Print out each entry below exactly, please.
─── INPUT FOR THIS TASK ───
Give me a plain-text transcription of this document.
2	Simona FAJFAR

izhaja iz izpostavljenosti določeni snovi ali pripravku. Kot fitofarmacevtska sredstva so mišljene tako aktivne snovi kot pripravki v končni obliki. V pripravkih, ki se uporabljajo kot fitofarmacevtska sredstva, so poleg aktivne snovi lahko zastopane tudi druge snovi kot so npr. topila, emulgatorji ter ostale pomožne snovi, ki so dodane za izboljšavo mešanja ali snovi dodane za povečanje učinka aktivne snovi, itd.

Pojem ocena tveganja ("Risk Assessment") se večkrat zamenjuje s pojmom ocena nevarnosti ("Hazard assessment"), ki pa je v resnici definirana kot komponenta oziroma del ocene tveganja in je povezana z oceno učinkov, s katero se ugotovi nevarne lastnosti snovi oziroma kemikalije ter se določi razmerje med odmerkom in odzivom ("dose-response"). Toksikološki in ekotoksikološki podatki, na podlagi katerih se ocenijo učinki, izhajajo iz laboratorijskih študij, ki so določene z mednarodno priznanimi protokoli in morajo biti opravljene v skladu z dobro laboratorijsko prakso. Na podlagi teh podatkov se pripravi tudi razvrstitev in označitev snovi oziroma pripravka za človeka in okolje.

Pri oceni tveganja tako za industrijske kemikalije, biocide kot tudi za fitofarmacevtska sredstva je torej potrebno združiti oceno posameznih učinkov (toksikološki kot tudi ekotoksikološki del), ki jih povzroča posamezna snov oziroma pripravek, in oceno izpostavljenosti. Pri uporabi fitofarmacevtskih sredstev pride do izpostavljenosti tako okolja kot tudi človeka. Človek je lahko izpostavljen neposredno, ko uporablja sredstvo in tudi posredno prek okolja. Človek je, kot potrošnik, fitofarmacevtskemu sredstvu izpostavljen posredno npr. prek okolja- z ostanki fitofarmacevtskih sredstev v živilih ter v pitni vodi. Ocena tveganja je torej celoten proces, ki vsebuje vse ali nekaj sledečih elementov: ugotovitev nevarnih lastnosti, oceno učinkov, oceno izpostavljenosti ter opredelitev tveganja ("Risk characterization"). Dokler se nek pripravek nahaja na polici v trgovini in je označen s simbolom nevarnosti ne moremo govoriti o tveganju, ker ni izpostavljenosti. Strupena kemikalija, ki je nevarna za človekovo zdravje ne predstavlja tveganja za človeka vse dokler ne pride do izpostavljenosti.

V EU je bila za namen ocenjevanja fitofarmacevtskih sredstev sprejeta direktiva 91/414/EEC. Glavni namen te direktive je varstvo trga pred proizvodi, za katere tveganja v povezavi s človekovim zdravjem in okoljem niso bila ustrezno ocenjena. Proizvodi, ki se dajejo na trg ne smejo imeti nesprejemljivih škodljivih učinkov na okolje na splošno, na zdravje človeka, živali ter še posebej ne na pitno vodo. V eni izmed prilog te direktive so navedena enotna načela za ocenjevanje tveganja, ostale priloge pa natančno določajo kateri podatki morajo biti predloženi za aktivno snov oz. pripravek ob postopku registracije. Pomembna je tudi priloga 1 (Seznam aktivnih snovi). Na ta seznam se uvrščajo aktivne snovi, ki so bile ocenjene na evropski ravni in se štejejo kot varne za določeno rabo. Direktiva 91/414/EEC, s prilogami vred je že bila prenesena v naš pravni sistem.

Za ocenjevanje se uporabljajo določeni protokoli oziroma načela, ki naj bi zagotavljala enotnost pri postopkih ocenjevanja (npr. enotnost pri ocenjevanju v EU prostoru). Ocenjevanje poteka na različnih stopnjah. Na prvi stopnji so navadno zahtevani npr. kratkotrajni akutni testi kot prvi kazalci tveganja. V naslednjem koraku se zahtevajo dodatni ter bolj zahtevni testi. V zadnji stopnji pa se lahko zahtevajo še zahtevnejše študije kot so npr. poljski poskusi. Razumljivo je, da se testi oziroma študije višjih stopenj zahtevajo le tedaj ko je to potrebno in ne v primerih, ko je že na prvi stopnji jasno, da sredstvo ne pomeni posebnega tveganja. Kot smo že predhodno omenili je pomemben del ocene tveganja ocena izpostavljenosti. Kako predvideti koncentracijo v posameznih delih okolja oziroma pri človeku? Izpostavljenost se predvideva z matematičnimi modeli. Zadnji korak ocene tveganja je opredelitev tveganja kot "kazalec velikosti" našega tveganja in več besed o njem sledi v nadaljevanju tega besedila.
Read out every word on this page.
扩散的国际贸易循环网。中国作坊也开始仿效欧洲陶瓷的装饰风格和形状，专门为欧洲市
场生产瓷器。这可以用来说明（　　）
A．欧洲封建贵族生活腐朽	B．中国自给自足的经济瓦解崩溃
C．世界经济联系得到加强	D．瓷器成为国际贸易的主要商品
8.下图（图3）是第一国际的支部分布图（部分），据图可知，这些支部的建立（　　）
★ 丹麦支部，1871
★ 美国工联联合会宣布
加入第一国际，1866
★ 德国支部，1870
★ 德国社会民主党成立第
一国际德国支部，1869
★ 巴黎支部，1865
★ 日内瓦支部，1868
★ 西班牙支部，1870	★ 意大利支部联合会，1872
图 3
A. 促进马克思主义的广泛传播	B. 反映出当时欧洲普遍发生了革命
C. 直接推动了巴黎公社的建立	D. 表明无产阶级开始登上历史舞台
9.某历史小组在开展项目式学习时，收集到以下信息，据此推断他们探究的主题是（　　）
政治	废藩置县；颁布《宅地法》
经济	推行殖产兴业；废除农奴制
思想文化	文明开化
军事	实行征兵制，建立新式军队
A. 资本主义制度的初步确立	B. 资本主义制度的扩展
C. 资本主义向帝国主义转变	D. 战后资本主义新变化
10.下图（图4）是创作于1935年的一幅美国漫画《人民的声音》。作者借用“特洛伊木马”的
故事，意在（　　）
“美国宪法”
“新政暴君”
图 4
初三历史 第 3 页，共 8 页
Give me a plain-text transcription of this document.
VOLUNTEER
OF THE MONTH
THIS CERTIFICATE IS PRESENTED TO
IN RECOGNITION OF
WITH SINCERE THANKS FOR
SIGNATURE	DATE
───
▶ **RESPONSE FOR THIS EXERCISE**
Give me a plain-text transcription of this document.
2	Simona FAJFAR

izhaja iz izpostavljenosti določeni snovi ali pripravku. Kot fitofarmacevtska sredstva so mišljene tako aktivne snovi kot pripravki v končni obliki. V pripravkih, ki se uporabljajo kot fitofarmacevtska sredstva, so poleg aktivne snovi lahko zastopane tudi druge snovi kot so npr. topila, emulgatorji ter ostale pomožne snovi, ki so dodane za izboljšavo mešanja ali snovi dodane za povečanje učinka aktivne snovi, itd.

Pojem ocena tveganja ("Risk Assessment") se večkrat zamenjuje s pojmom ocena nevarnosti ("Hazard assessment"), ki pa je v resnici definirana kot komponenta oziroma del ocene tveganja in je povezana z oceno učinkov, s katero se ugotovi nevarne lastnosti snovi oziroma kemikalije ter se določi razmerje med odmerkom in odzivom ("dose-response"). Toksikološki in ekotoksikološki podatki, na podlagi katerih se ocenijo učinki, izhajajo iz laboratorijskih študij, ki so določene z mednarodno priznanimi protokoli in morajo biti opravljene v skladu z dobro laboratorijsko prakso. Na podlagi teh podatkov se pripravi tudi razvrstitev in označitev snovi oziroma pripravka za človeka in okolje.

Pri oceni tveganja tako za industrijske kemikalije, biocide kot tudi za fitofarmacevtska sredstva je torej potrebno združiti oceno posameznih učinkov (toksikološki kot tudi ekotoksikološki del), ki jih povzroča posamezna snov oziroma pripravek, in oceno izpostavljenosti. Pri uporabi fitofarmacevtskih sredstev pride do izpostavljenosti tako okolja kot tudi človeka. Človek je lahko izpostavljen neposredno, ko uporablja sredstvo in tudi posredno prek okolja. Človek je, kot potrošnik, fitofarmacevtskemu sredstvu izpostavljen posredno npr. prek okolja- z ostanki fitofarmacevtskih sredstev v živilih ter v pitni vodi. Ocena tveganja je torej celoten proces, ki vsebuje vse ali nekaj sledečih elementov: ugotovitev nevarnih lastnosti, oceno učinkov, oceno izpostavljenosti ter opredelitev tveganja ("Risk characterization"). Dokler se nek pripravek nahaja na polici v trgovini in je označen s simbolom nevarnosti ne moremo govoriti o tveganju, ker ni izpostavljenosti. Strupena kemikalija, ki je nevarna za človekovo zdravje ne predstavlja tveganja za človeka vse dokler ne pride do izpostavljenosti.

V EU je bila za namen ocenjevanja fitofarmacevtskih sredstev sprejeta direktiva 91/414/EEC. Glavni namen te direktive je varstvo trga pred proizvodi, za katere tveganja v povezavi s človekovim zdravjem in okoljem niso bila ustrezno ocenjena. Proizvodi, ki se dajejo na trg ne smejo imeti nesprejemljivih škodljivih učinkov na okolje na splošno, na zdravje človeka, živali ter še posebej ne na pitno vodo. V eni izmed prilog te direktive so navedena enotna načela za ocenjevanje tveganja, ostale priloge pa natančno določajo kateri podatki morajo biti predloženi za aktivno snov oz. pripravek ob postopku registracije. Pomembna je tudi priloga 1 (Seznam aktivnih snovi). Na ta seznam se uvrščajo aktivne snovi, ki so bile ocenjene na evropski ravni in se štejejo kot varne za določeno rabo. Direktiva 91/414/EEC, s prilogami vred je že bila prenesena v naš pravni sistem.

Za ocenjevanje se uporabljajo določeni protokoli oziroma načela, ki naj bi zagotavljala enotnost pri postopkih ocenjevanja (npr. enotnost pri ocenjevanju v EU prostoru). Ocenjevanje poteka na različnih stopnjah. Na prvi stopnji so navadno zahtevani npr. kratkotrajni akutni testi kot prvi kazalci tveganja. V naslednjem koraku se zahtevajo dodatni ter bolj zahtevni testi. V zadnji stopnji pa se lahko zahtevajo še zahtevnejše študije kot so npr. poljski poskusi. Razumljivo je, da se testi oziroma študije višjih stopenj zahtevajo le tedaj ko je to potrebno in ne v primerih, ko je že na prvi stopnji jasno, da sredstvo ne pomeni posebnega tveganja. Kot smo že predhodno omenili je pomemben del ocene tveganja ocena izpostavljenosti. Kako predvideti koncentracijo v posameznih delih okolja oziroma pri človeku? Izpostavljenost se predvideva z matematičnimi modeli. Zadnji korak ocene tveganja je opredelitev tveganja kot "kazalec velikosti" našega tveganja in več besed o njem sledi v nadaljevanju tega besedila.
Read out every word on this page.
扩散的国际贸易循环网。中国作坊也开始仿效欧洲陶瓷的装饰风格和形状，专门为欧洲市
场生产瓷器。这可以用来说明（　　）
A．欧洲封建贵族生活腐朽	B．中国自给自足的经济瓦解崩溃
C．世界经济联系得到加强	D．瓷器成为国际贸易的主要商品
8.下图（图3）是第一国际的支部分布图（部分），据图可知，这些支部的建立（　　）
★ 丹麦支部，1871
★ 美国工联联合会宣布
加入第一国际，1866
★ 德国支部，1870
★ 德国社会民主党成立第
一国际德国支部，1869
★ 巴黎支部，1865
★ 日内瓦支部，1868
★ 西班牙支部，1870	★ 意大利支部联合会，1872
图 3
A. 促进马克思主义的广泛传播	B. 反映出当时欧洲普遍发生了革命
C. 直接推动了巴黎公社的建立	D. 表明无产阶级开始登上历史舞台
9.某历史小组在开展项目式学习时，收集到以下信息，据此推断他们探究的主题是（　　）
政治	废藩置县；颁布《宅地法》
经济	推行殖产兴业；废除农奴制
思想文化	文明开化
军事	实行征兵制，建立新式军队
A. 资本主义制度的初步确立	B. 资本主义制度的扩展
C. 资本主义向帝国主义转变	D. 战后资本主义新变化
10.下图（图4）是创作于1935年的一幅美国漫画《人民的声音》。作者借用“特洛伊木马”的
故事，意在（　　）
“美国宪法”
“新政暴君”
图 4
初三历史 第 3 页，共 8 页
Give me a plain-text transcription of this document.
VOLUNTEER
OF THE MONTH
THIS CERTIFICATE IS PRESENTED TO
IN RECOGNITION OF
WITH SINCERE THANKS FOR
SIGNATURE	DATE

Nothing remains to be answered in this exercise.